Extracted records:

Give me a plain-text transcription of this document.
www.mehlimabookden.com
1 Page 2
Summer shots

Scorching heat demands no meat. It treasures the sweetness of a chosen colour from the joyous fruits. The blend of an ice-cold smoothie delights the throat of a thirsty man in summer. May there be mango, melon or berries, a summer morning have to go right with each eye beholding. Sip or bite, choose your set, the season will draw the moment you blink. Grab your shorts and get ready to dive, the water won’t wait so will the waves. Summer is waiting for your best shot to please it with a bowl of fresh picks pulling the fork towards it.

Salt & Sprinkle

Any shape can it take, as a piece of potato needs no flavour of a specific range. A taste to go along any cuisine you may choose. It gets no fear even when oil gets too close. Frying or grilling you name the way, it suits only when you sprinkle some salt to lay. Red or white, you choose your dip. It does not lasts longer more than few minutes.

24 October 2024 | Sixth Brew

■ **STATED GOAL**:
All the entries above need to be reproduced exactly.

■ **OUTPUT OF THE TASK**:
Give me a plain-text transcription of this document.
www.mehlimabookden.com
1 Page 2
Summer shots

Scorching heat demands no meat. It treasures the sweetness of a chosen colour from the joyous fruits. The blend of an ice-cold smoothie delights the throat of a thirsty man in summer. May there be mango, melon or berries, a summer morning have to go right with each eye beholding. Sip or bite, choose your set, the season will draw the moment you blink. Grab your shorts and get ready to dive, the water won’t wait so will the waves. Summer is waiting for your best shot to please it with a bowl of fresh picks pulling the fork towards it.

Salt & Sprinkle

Any shape can it take, as a piece of potato needs no flavour of a specific range. A taste to go along any cuisine you may choose. It gets no fear even when oil gets too close. Frying or grilling you name the way, it suits only when you sprinkle some salt to lay. Red or white, you choose your dip. It does not lasts longer more than few minutes.

24 October 2024 | Sixth Brew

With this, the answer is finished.